[AIM OF THE TASK]
Return a copy of each line that holds the string "JSON".

[LISTED ENTRIES]
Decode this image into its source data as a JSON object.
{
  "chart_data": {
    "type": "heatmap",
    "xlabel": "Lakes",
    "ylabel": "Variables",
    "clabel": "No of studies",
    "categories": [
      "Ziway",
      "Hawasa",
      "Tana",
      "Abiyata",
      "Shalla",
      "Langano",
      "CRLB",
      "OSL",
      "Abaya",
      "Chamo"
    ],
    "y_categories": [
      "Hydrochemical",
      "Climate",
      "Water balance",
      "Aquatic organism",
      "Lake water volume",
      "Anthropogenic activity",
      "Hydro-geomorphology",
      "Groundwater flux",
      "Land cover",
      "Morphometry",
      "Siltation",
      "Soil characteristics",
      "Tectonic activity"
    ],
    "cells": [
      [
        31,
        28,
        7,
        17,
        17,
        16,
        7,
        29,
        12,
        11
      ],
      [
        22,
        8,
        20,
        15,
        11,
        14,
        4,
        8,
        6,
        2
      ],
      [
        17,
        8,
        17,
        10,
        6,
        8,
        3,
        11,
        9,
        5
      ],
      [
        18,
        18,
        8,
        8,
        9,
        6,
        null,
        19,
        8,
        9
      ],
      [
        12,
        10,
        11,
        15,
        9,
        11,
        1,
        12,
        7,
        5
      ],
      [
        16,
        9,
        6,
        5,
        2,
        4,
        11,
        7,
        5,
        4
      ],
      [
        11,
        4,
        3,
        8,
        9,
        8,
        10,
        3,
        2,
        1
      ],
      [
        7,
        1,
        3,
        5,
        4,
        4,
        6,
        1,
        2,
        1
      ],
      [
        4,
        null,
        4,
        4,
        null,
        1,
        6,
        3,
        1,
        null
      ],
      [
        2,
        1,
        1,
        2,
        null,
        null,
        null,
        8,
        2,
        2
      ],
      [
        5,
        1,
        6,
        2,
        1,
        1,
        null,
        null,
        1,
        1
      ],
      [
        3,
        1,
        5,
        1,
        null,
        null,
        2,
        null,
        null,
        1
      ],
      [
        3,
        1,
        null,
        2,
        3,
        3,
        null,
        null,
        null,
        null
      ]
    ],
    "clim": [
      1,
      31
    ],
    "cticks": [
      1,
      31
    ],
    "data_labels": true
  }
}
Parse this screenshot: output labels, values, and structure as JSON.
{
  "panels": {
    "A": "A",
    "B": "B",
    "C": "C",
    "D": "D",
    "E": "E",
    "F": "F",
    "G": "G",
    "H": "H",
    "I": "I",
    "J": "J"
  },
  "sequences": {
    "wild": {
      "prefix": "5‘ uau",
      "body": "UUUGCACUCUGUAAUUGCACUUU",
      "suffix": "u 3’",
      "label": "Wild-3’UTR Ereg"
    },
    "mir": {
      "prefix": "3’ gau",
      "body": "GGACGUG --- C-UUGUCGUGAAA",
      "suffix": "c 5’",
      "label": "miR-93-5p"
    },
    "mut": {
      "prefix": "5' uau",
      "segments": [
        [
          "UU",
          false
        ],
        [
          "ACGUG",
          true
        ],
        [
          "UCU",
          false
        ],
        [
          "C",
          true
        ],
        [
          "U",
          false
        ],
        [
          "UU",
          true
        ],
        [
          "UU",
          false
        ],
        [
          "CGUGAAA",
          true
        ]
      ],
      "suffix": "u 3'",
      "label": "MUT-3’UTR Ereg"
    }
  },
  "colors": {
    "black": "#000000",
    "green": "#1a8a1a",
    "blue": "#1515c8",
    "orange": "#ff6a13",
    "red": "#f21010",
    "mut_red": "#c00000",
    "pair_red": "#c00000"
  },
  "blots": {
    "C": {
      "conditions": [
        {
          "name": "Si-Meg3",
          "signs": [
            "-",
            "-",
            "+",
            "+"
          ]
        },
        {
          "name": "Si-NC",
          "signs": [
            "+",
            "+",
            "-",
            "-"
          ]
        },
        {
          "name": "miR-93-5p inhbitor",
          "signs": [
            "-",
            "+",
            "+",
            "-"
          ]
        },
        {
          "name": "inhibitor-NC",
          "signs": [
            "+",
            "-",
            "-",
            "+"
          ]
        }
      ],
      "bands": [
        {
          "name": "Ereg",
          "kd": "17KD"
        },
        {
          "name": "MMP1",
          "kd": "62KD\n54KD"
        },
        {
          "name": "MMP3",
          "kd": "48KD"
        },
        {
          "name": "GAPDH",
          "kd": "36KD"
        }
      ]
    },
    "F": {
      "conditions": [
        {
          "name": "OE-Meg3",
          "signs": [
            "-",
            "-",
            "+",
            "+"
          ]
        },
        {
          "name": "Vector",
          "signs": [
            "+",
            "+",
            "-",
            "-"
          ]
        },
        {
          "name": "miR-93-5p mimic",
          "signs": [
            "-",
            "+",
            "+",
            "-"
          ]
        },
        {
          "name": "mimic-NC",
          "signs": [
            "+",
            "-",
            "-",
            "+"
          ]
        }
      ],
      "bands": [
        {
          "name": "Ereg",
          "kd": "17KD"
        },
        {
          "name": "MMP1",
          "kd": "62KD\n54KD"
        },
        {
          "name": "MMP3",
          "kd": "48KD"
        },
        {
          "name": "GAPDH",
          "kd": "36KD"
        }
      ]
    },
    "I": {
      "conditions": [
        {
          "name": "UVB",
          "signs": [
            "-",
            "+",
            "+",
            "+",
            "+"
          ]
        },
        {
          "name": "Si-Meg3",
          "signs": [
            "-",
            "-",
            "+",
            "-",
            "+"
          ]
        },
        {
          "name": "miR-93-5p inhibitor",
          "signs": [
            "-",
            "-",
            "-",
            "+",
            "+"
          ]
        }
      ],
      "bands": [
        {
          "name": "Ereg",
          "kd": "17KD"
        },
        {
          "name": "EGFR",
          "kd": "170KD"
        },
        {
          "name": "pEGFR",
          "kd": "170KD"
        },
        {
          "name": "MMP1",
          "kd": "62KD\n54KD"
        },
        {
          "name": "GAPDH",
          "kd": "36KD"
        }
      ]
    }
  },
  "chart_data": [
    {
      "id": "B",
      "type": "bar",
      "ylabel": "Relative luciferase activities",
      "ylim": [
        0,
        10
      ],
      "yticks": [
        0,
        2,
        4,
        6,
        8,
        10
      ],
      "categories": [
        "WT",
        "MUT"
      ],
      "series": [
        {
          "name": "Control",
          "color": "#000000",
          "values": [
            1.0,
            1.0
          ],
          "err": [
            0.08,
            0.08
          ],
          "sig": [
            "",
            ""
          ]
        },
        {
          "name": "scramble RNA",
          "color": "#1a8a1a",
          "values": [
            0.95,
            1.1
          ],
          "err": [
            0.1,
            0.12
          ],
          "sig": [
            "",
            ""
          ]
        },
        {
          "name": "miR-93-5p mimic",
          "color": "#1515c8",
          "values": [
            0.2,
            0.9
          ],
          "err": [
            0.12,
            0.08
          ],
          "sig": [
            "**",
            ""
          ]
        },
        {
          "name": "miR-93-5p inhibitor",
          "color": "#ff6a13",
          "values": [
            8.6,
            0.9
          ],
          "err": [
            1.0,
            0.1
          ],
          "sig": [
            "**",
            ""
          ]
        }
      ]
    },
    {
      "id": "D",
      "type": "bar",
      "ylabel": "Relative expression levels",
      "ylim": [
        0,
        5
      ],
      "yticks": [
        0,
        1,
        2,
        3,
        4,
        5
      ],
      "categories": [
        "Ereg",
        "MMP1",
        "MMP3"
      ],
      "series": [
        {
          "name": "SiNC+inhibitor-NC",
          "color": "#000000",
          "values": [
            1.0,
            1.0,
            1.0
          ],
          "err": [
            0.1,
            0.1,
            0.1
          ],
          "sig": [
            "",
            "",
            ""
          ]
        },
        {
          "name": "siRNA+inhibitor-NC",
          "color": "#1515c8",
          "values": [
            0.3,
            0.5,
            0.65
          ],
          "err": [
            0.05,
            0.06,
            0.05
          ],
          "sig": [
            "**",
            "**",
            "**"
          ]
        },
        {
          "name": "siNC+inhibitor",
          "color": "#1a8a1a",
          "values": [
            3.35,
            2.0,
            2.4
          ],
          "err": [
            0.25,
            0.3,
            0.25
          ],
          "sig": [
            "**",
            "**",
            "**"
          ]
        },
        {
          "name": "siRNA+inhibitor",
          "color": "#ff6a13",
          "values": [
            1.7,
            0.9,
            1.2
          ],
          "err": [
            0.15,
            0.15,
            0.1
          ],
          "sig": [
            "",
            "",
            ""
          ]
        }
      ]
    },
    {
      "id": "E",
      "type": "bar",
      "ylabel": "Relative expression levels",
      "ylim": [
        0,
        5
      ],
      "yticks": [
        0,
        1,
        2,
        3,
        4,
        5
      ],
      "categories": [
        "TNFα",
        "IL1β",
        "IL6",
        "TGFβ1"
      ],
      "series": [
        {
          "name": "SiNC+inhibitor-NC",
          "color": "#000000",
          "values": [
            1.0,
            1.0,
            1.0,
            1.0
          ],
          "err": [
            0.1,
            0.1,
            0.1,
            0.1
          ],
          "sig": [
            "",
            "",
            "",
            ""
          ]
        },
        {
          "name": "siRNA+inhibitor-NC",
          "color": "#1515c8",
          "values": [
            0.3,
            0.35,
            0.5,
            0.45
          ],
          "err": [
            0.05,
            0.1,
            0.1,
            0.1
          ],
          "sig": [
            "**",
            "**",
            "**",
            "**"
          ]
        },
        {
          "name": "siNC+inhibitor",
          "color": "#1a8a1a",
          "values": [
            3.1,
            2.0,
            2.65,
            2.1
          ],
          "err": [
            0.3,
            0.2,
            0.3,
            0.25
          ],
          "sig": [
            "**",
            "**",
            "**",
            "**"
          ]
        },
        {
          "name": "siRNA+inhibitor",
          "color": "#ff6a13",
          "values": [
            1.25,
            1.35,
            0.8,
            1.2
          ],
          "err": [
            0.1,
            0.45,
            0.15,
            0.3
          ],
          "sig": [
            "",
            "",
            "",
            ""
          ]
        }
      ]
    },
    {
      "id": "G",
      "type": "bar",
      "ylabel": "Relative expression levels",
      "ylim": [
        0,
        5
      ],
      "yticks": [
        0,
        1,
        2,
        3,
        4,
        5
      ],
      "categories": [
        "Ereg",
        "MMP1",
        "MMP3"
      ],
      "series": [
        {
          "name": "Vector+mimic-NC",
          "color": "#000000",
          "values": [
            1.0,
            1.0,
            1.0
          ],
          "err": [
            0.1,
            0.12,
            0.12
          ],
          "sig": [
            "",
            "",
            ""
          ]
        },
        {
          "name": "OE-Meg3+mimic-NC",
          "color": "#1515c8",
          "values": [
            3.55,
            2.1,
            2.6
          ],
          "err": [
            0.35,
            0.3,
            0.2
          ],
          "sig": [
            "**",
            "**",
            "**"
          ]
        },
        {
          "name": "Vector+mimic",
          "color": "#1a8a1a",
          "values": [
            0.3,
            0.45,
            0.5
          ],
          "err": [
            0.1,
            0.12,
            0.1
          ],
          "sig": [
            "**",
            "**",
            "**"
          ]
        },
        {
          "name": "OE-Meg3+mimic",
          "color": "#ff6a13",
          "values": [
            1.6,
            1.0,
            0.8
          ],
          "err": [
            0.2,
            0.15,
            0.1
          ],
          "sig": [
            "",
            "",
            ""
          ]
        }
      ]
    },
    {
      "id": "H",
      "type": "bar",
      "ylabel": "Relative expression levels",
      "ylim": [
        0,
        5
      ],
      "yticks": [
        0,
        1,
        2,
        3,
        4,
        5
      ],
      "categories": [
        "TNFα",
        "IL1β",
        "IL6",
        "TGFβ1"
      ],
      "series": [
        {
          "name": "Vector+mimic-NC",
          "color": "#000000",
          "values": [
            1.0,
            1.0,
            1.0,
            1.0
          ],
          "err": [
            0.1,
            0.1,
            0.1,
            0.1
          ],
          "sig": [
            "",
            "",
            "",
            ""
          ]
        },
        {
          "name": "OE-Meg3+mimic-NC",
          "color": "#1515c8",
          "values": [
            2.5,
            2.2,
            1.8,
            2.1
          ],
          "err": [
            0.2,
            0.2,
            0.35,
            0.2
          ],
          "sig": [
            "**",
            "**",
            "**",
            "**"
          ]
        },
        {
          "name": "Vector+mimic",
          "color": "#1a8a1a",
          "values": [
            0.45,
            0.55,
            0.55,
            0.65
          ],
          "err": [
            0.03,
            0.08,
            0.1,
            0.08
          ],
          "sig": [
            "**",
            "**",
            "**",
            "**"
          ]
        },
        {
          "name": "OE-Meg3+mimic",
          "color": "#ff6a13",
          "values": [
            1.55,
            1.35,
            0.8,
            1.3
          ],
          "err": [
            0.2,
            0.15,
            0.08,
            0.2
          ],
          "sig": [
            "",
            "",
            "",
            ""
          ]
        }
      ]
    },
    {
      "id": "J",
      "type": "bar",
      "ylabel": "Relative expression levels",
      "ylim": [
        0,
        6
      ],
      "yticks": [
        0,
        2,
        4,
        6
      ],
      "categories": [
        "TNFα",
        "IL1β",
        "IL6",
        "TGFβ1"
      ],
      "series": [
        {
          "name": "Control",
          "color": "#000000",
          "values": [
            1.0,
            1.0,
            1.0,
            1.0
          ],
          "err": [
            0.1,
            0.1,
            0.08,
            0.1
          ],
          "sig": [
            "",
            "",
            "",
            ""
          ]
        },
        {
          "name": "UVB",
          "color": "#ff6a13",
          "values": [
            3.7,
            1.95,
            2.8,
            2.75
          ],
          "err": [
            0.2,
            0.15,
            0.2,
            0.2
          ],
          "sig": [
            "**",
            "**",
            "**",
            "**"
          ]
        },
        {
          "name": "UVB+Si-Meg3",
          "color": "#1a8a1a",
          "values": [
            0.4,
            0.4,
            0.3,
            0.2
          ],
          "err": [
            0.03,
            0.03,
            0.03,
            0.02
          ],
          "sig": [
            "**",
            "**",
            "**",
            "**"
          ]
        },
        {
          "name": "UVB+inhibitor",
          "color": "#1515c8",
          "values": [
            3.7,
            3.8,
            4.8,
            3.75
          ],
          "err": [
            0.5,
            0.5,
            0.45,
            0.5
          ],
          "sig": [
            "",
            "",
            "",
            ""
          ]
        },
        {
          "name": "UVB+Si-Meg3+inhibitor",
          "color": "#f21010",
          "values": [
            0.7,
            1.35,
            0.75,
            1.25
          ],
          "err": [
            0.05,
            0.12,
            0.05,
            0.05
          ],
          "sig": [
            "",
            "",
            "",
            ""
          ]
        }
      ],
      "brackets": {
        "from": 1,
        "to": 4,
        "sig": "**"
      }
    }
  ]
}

[RESULT OF THE EXERCISE]
Decode this image into its source data as a JSON object.
Parse this screenshot: output labels, values, and structure as JSON.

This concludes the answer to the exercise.